EXTRACTED INFORMATION =>
-=-=-=-=-

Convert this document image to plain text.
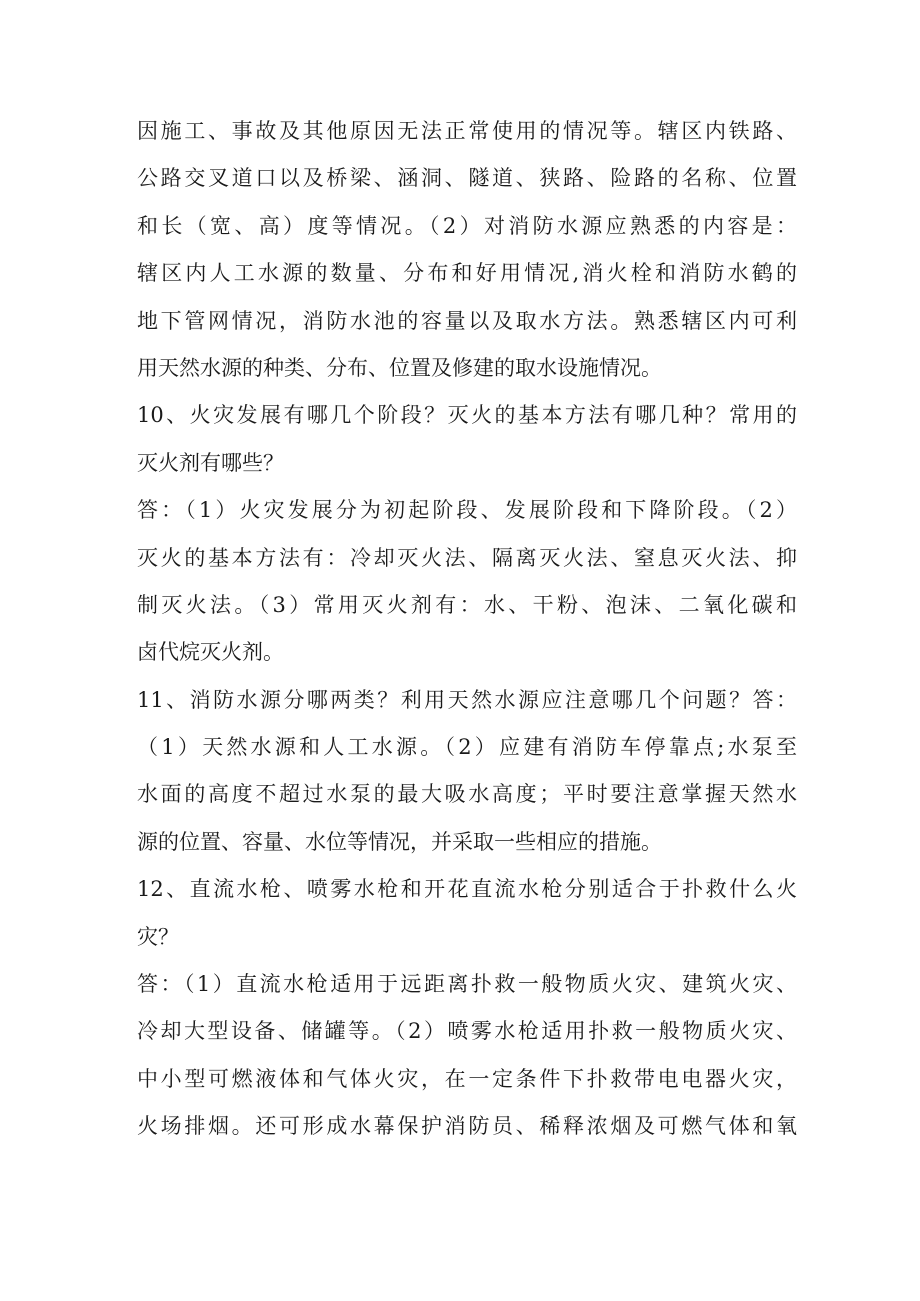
因施工、事故及其他原因无法正常使用的情况等。辖区内铁路、
公路交叉道口以及桥梁、涵洞、隧道、狭路、险路的名称、位置
和长（宽、高）度等情况。（2）对消防水源应熟悉的内容是：
辖区内人工水源的数量、分布和好用情况,消火栓和消防水鹤的
地下管网情况，消防水池的容量以及取水方法。熟悉辖区内可利
用天然水源的种类、分布、位置及修建的取水设施情况。
10、火灾发展有哪几个阶段？灭火的基本方法有哪几种？常用的
灭火剂有哪些？
答：（1）火灾发展分为初起阶段、发展阶段和下降阶段。（2）
灭火的基本方法有：冷却灭火法、隔离灭火法、窒息灭火法、抑
制灭火法。（3）常用灭火剂有：水、干粉、泡沫、二氧化碳和
卤代烷灭火剂。
11、消防水源分哪两类？利用天然水源应注意哪几个问题？答：
（1）天然水源和人工水源。（2）应建有消防车停靠点;水泵至
水面的高度不超过水泵的最大吸水高度；平时要注意掌握天然水
源的位置、容量、水位等情况，并采取一些相应的措施。
12、直流水枪、喷雾水枪和开花直流水枪分别适合于扑救什么火
灾？
答：（1）直流水枪适用于远距离扑救一般物质火灾、建筑火灾、
冷却大型设备、储罐等。（2）喷雾水枪适用扑救一般物质火灾、
中小型可燃液体和气体火灾，在一定条件下扑救带电电器火灾，
火场排烟。还可形成水幕保护消防员、稀释浓烟及可燃气体和氧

-=-=-=-=-

WORK TO BE COMPLETED =>
Copy the material shown above in full and exactly. Skip the pictures.

ANSWER FOR THIS EXERCISE =>
Convert this document image to plain text.
因施工、事故及其他原因无法正常使用的情况等。辖区内铁路、
公路交叉道口以及桥梁、涵洞、隧道、狭路、险路的名称、位置
和长（宽、高）度等情况。（2）对消防水源应熟悉的内容是：
辖区内人工水源的数量、分布和好用情况,消火栓和消防水鹤的
地下管网情况，消防水池的容量以及取水方法。熟悉辖区内可利
用天然水源的种类、分布、位置及修建的取水设施情况。
10、火灾发展有哪几个阶段？灭火的基本方法有哪几种？常用的
灭火剂有哪些？
答：（1）火灾发展分为初起阶段、发展阶段和下降阶段。（2）
灭火的基本方法有：冷却灭火法、隔离灭火法、窒息灭火法、抑
制灭火法。（3）常用灭火剂有：水、干粉、泡沫、二氧化碳和
卤代烷灭火剂。
11、消防水源分哪两类？利用天然水源应注意哪几个问题？答：
（1）天然水源和人工水源。（2）应建有消防车停靠点;水泵至
水面的高度不超过水泵的最大吸水高度；平时要注意掌握天然水
源的位置、容量、水位等情况，并采取一些相应的措施。
12、直流水枪、喷雾水枪和开花直流水枪分别适合于扑救什么火
灾？
答：（1）直流水枪适用于远距离扑救一般物质火灾、建筑火灾、
冷却大型设备、储罐等。（2）喷雾水枪适用扑救一般物质火灾、
中小型可燃液体和气体火灾，在一定条件下扑救带电电器火灾，
火场排烟。还可形成水幕保护消防员、稀释浓烟及可燃气体和氧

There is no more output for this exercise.